| DIRECTIONS FOR THIS TASK |
Update the entries in the stretch from the line containing "478, 196, 493]" through the line containing "Segment this screenshot: for": replace every "annotation" with "callout" and leave everything else unchanged.

| RECORDED DATA |
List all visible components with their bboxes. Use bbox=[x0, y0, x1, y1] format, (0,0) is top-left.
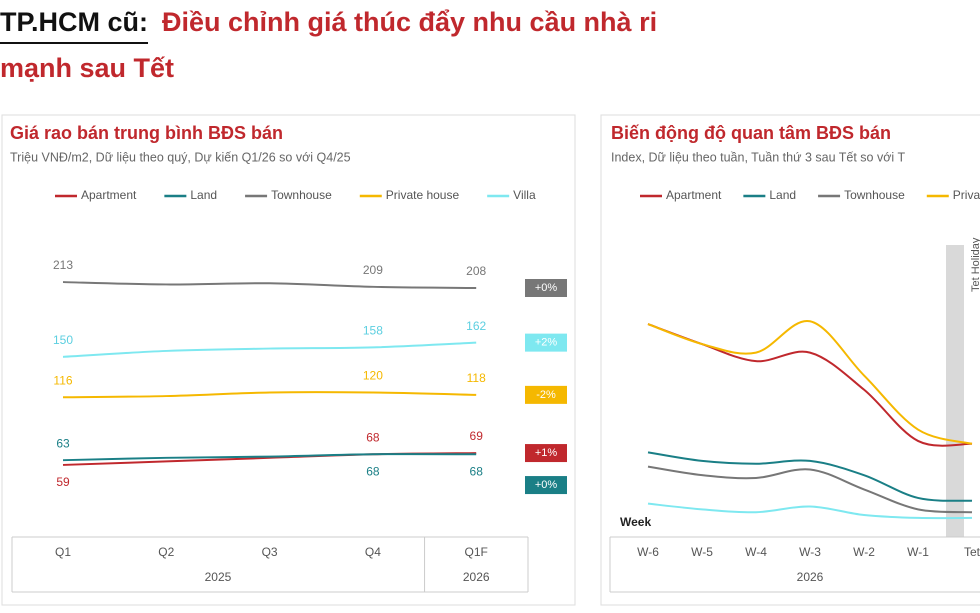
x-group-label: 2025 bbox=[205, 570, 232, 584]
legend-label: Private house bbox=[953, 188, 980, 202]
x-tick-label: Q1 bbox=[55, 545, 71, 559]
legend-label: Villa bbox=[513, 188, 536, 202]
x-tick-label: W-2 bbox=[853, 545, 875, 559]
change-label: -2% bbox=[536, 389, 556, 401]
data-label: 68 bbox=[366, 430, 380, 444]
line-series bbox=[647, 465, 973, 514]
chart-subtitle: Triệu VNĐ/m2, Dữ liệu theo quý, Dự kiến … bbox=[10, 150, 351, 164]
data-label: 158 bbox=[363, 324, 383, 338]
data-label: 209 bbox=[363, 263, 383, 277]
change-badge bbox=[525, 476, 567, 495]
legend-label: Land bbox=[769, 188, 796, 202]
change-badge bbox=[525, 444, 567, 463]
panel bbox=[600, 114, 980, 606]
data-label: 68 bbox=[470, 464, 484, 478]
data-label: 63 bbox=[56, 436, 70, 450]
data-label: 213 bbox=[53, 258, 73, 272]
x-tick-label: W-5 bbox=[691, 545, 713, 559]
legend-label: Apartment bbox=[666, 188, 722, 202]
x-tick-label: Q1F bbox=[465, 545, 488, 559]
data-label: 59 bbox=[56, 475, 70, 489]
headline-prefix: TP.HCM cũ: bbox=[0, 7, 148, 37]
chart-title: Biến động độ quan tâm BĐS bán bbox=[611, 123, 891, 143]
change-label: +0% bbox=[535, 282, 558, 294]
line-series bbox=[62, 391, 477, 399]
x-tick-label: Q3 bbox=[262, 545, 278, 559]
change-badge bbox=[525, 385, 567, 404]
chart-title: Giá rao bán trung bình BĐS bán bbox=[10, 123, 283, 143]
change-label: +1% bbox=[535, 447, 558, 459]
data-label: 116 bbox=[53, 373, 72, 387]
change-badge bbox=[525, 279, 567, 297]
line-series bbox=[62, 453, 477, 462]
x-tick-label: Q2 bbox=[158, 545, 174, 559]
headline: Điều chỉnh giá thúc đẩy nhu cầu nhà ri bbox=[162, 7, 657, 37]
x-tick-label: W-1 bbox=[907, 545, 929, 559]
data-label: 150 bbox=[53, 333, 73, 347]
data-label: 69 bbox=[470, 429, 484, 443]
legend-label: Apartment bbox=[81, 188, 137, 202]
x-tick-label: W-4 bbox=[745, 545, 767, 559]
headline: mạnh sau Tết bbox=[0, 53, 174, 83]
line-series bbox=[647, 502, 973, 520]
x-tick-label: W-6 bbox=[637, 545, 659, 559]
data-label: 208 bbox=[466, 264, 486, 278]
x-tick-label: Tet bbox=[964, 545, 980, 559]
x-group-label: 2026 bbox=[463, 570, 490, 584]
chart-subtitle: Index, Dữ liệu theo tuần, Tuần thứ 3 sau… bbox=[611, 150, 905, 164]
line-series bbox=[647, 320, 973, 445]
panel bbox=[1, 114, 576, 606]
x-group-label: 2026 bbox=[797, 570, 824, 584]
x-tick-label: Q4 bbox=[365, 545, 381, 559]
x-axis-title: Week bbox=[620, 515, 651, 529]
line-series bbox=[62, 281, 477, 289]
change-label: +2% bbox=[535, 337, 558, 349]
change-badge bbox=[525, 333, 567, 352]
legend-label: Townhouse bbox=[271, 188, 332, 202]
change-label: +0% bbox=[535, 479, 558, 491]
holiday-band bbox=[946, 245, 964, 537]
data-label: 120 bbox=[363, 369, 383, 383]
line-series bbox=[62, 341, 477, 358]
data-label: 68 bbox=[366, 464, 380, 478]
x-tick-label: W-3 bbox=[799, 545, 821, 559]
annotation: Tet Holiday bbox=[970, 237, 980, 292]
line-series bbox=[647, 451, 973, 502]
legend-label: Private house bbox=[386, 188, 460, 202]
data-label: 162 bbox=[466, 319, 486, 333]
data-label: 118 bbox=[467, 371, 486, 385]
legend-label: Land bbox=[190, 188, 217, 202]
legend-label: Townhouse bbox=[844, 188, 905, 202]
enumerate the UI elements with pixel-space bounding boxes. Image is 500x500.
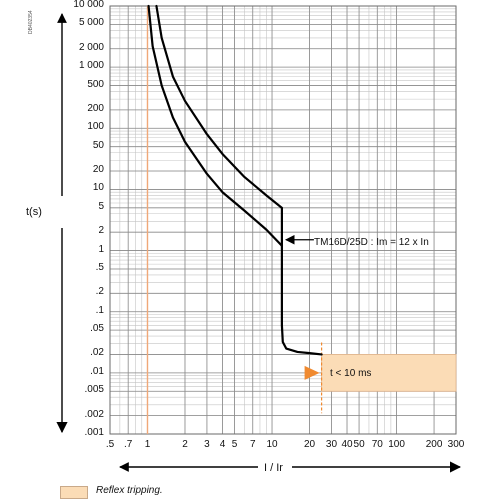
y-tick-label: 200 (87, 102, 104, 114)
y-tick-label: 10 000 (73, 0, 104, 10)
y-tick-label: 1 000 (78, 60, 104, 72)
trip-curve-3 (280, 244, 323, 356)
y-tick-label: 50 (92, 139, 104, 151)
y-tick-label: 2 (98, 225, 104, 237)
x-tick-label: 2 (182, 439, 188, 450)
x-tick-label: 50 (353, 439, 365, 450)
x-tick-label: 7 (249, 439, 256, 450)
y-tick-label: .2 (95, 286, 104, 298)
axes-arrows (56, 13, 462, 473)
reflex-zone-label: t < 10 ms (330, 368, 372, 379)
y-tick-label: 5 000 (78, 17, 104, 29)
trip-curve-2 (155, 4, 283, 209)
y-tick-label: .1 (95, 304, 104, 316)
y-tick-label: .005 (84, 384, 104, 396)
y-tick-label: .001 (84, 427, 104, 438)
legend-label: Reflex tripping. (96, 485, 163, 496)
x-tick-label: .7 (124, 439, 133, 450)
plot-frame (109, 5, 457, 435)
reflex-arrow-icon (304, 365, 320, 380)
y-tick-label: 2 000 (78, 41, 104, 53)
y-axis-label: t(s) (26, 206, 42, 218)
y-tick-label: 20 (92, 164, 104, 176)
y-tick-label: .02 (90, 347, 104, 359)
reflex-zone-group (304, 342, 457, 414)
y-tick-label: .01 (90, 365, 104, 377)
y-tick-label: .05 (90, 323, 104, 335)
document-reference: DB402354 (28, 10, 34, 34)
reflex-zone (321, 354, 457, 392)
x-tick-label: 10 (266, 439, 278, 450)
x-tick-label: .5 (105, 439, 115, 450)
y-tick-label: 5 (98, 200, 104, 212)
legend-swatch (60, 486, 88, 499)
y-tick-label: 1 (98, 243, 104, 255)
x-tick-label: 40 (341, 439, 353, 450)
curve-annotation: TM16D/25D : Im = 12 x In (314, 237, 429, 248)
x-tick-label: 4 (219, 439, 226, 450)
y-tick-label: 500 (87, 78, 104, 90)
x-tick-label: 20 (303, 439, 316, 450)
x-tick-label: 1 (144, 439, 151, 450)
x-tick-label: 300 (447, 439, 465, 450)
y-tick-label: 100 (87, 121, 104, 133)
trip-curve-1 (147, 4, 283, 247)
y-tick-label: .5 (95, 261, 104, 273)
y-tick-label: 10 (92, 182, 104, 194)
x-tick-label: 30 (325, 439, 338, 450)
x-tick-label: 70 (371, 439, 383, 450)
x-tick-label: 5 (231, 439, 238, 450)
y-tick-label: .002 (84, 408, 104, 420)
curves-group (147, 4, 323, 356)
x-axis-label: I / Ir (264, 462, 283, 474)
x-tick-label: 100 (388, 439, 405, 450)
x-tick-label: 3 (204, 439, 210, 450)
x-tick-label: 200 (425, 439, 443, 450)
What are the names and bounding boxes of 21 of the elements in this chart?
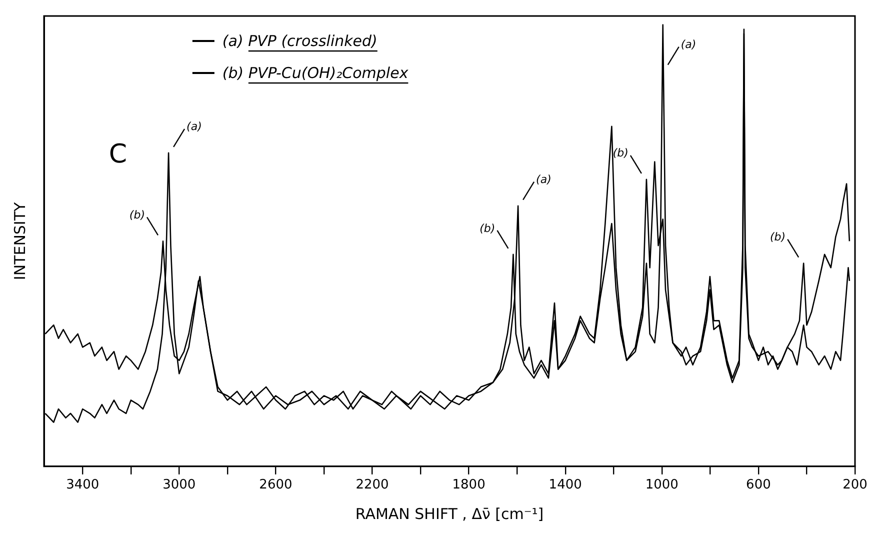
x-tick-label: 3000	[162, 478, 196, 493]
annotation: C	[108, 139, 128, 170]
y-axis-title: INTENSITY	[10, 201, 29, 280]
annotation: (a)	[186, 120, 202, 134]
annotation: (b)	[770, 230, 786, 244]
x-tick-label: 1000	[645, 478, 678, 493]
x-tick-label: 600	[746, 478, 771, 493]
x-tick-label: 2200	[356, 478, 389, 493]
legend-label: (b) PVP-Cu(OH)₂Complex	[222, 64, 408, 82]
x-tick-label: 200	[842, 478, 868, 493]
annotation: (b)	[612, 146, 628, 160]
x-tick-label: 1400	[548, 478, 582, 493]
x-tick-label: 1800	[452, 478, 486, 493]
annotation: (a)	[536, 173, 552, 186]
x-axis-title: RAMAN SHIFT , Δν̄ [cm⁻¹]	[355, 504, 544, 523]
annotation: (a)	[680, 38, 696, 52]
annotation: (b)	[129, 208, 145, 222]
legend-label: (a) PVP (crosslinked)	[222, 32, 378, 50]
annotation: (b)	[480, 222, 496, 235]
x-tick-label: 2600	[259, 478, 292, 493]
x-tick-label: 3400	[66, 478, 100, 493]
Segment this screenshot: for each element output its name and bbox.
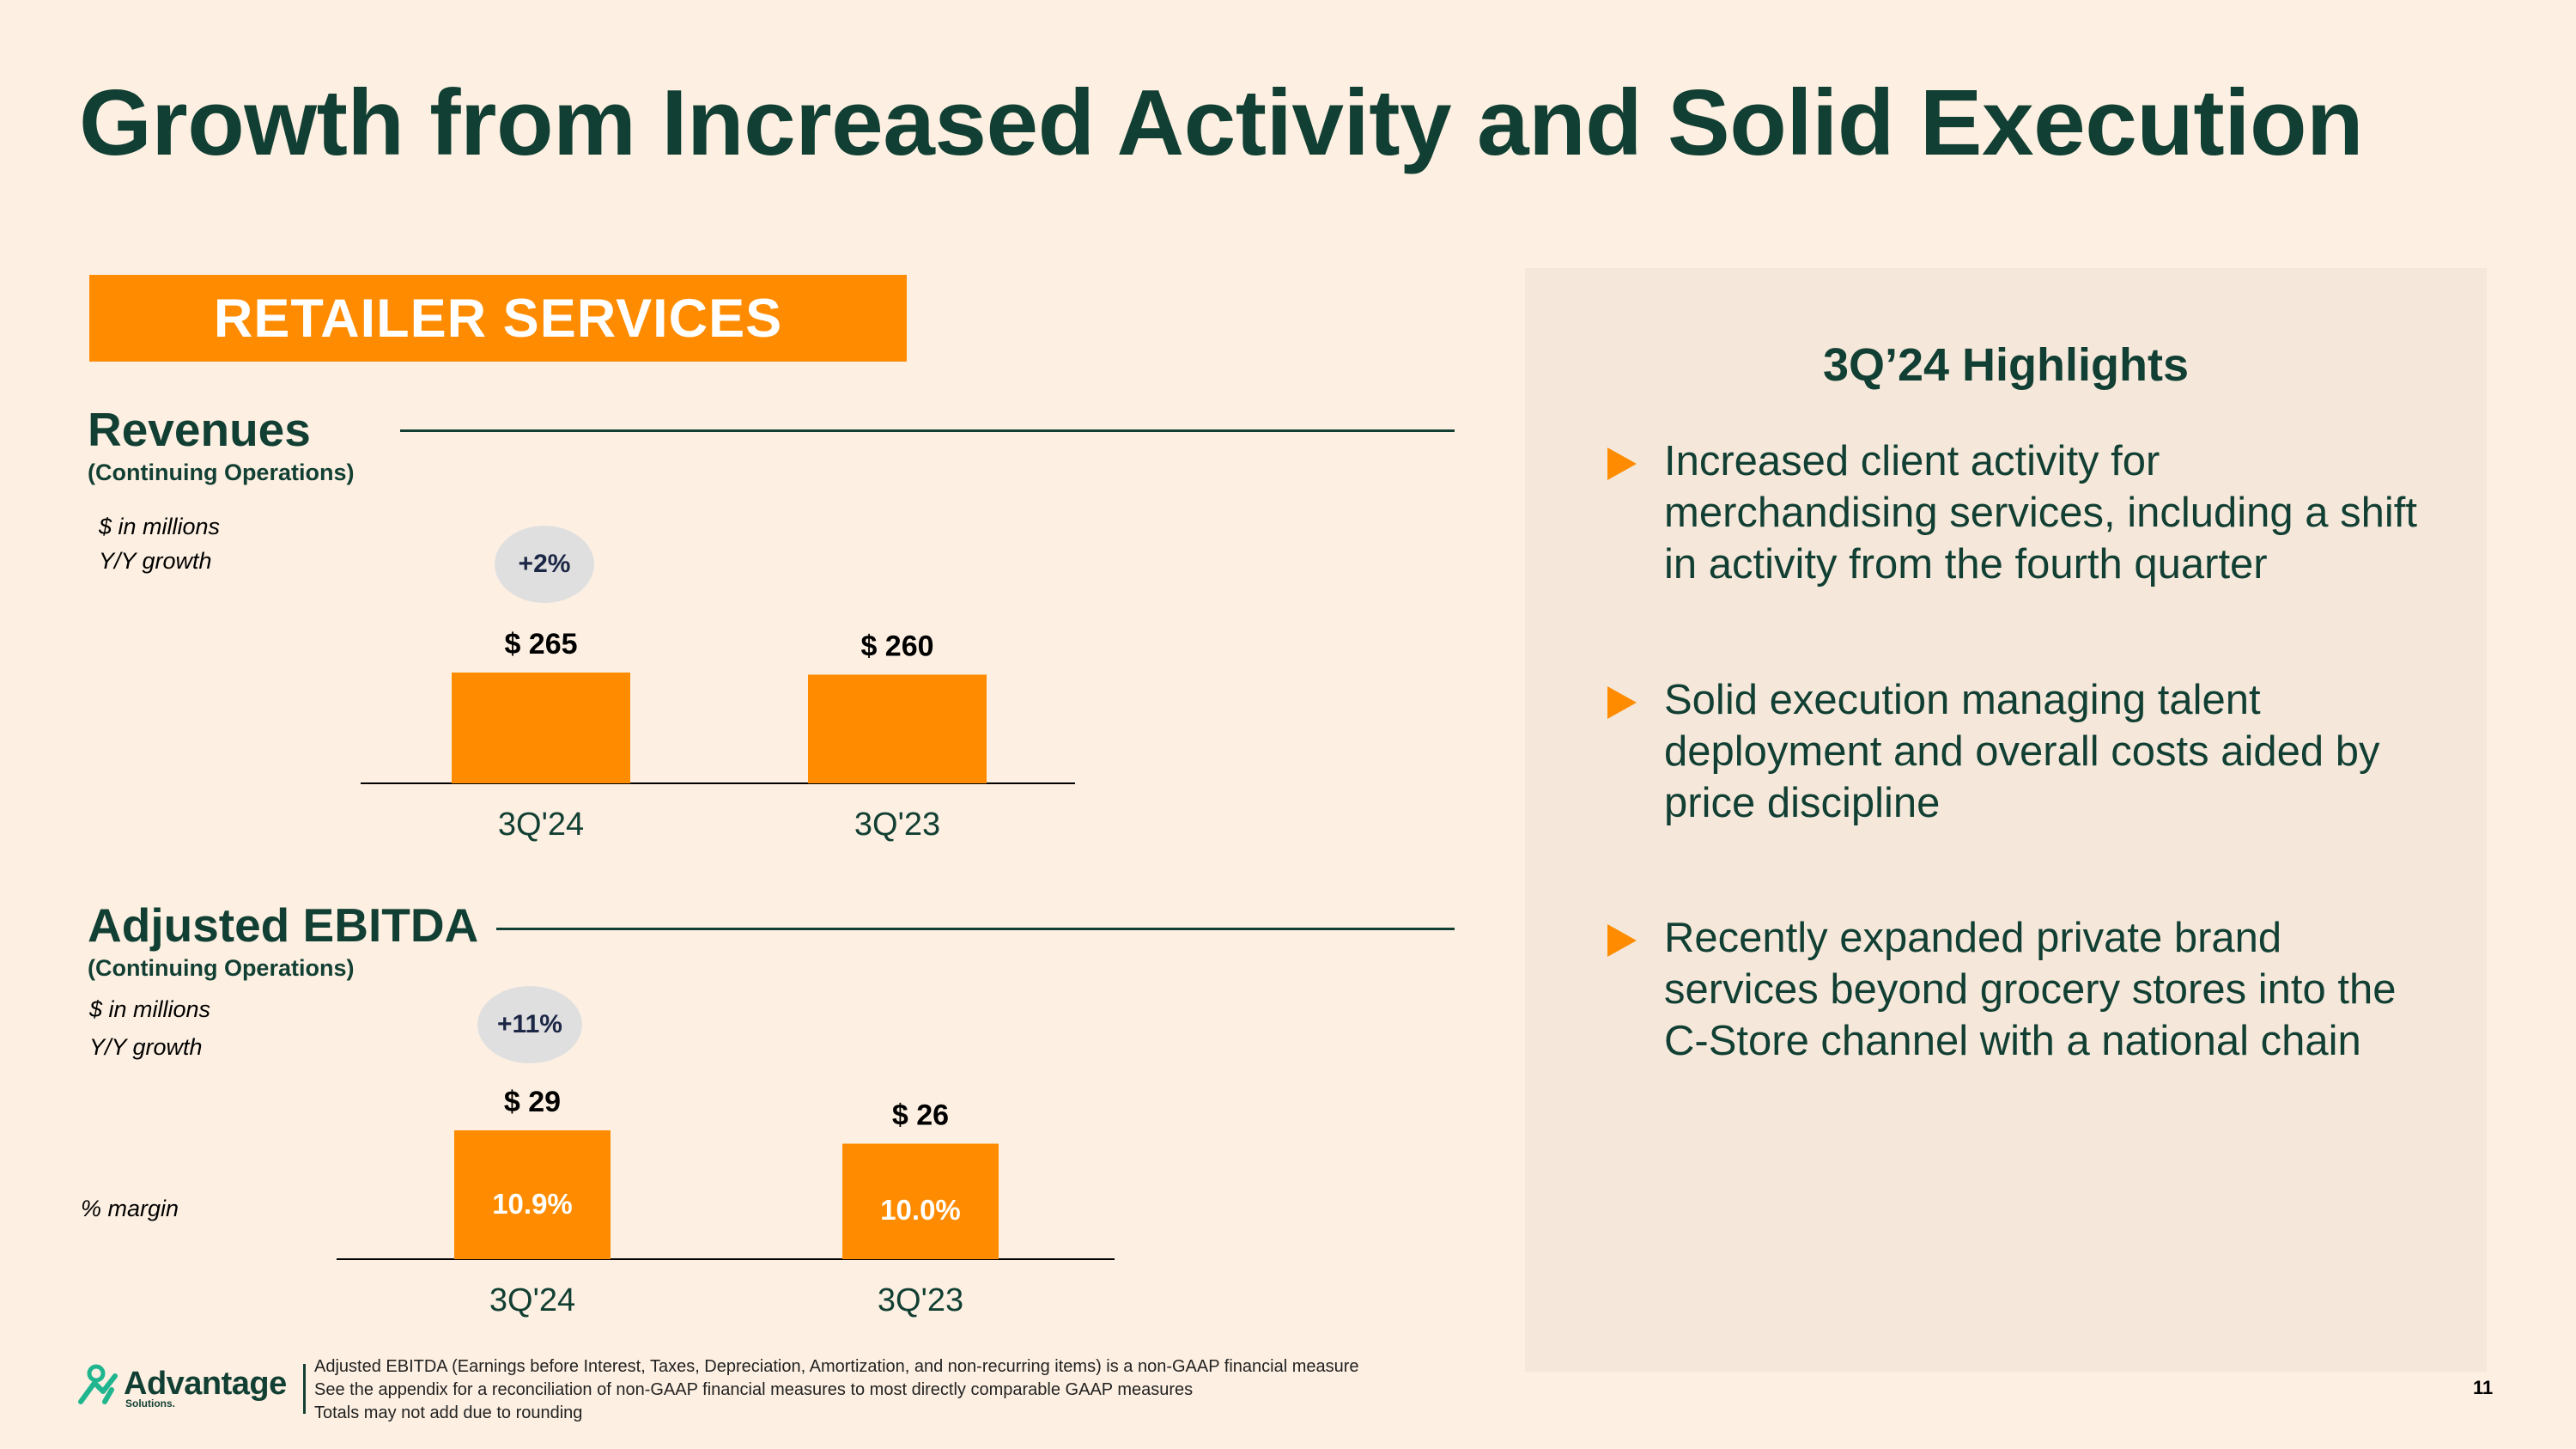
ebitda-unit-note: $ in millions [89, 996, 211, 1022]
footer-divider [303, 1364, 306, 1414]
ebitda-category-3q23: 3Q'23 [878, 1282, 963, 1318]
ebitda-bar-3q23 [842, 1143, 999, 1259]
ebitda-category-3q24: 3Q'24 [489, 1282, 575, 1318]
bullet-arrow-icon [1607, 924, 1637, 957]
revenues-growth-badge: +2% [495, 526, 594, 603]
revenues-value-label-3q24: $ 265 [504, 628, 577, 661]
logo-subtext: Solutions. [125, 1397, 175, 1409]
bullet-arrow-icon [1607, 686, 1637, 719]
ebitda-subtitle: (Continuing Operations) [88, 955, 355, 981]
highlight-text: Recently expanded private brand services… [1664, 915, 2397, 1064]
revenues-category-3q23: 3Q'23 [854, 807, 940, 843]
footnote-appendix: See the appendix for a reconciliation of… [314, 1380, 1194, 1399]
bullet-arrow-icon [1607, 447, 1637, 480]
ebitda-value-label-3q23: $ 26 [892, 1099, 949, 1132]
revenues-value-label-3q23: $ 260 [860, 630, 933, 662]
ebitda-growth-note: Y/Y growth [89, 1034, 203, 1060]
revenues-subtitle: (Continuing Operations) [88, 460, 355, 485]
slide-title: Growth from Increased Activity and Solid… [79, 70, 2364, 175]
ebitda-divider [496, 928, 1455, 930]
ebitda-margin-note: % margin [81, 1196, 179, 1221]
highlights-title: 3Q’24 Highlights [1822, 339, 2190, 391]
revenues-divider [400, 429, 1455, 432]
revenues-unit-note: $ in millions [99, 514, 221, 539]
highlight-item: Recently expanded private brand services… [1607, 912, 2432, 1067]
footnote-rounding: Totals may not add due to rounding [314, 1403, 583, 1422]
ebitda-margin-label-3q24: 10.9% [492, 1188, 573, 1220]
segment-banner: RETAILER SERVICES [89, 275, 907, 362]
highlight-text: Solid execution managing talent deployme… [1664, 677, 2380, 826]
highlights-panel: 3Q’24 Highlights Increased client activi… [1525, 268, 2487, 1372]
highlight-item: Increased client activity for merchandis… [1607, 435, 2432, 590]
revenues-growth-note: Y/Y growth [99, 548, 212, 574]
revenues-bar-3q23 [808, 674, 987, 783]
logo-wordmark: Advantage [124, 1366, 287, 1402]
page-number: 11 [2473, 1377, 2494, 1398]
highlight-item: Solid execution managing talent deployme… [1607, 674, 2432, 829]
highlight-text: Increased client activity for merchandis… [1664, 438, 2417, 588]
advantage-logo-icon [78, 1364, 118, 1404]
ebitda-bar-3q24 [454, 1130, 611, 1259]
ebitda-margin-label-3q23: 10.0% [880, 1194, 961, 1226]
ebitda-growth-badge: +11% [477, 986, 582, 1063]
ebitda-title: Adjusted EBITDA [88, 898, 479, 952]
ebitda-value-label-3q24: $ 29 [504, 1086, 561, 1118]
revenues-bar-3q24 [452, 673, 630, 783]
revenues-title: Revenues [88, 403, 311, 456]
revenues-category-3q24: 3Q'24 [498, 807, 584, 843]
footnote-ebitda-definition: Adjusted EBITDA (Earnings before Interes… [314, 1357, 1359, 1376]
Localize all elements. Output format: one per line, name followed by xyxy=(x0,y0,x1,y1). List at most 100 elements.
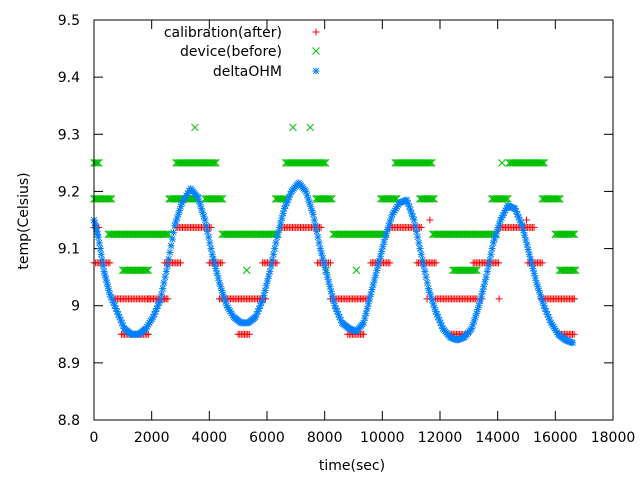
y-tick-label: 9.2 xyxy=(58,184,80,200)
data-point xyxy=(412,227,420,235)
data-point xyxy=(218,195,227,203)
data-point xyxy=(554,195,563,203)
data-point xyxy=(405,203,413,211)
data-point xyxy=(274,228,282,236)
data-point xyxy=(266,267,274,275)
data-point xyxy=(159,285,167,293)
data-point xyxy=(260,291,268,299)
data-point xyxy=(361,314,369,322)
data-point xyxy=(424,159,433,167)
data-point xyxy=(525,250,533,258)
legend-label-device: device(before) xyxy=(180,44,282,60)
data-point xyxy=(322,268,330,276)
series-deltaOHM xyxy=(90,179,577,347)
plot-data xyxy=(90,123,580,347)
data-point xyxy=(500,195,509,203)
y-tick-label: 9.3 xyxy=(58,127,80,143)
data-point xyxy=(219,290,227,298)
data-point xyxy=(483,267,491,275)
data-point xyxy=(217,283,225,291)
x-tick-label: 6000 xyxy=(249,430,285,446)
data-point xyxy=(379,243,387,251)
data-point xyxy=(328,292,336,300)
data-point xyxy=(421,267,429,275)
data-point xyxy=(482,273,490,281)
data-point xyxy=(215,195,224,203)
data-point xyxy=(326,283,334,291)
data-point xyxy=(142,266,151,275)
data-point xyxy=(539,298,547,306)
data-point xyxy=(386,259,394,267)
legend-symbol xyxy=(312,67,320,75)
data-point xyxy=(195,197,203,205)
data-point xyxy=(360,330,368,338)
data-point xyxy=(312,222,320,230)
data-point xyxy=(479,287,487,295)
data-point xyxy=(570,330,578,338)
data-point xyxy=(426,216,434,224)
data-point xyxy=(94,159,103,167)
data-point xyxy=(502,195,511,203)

| WRITTEN SOLUTION |
x-tick-label: 3000	[162, 478, 196, 493]
callout: C	[108, 139, 128, 170]
y-axis-title: INTENSITY	[10, 201, 29, 280]
callout: (a)	[186, 120, 202, 134]
callout: (b)	[770, 230, 786, 244]
x-tick-label: 1000	[645, 478, 678, 493]
x-tick-label: 600	[746, 478, 771, 493]
x-tick-label: 2200	[356, 478, 389, 493]
legend-label: (b) PVP-Cu(OH)₂Complex	[222, 64, 408, 82]
x-tick-label: 200	[842, 478, 868, 493]
callout: (b)	[612, 146, 628, 160]
x-tick-label: 1400	[548, 478, 582, 493]
x-tick-label: 1800	[452, 478, 486, 493]
callout: (a)	[536, 173, 552, 186]
x-axis-title: RAMAN SHIFT , Δν̄ [cm⁻¹]	[355, 504, 544, 523]
callout: (a)	[680, 38, 696, 52]
callout: (b)	[129, 208, 145, 222]
legend-label: (a) PVP (crosslinked)	[222, 32, 378, 50]
callout: (b)	[480, 222, 496, 235]
x-tick-label: 2600	[259, 478, 292, 493]
x-tick-label: 3400	[66, 478, 100, 493]
Segment this screenshot: for each element output its name and bbox.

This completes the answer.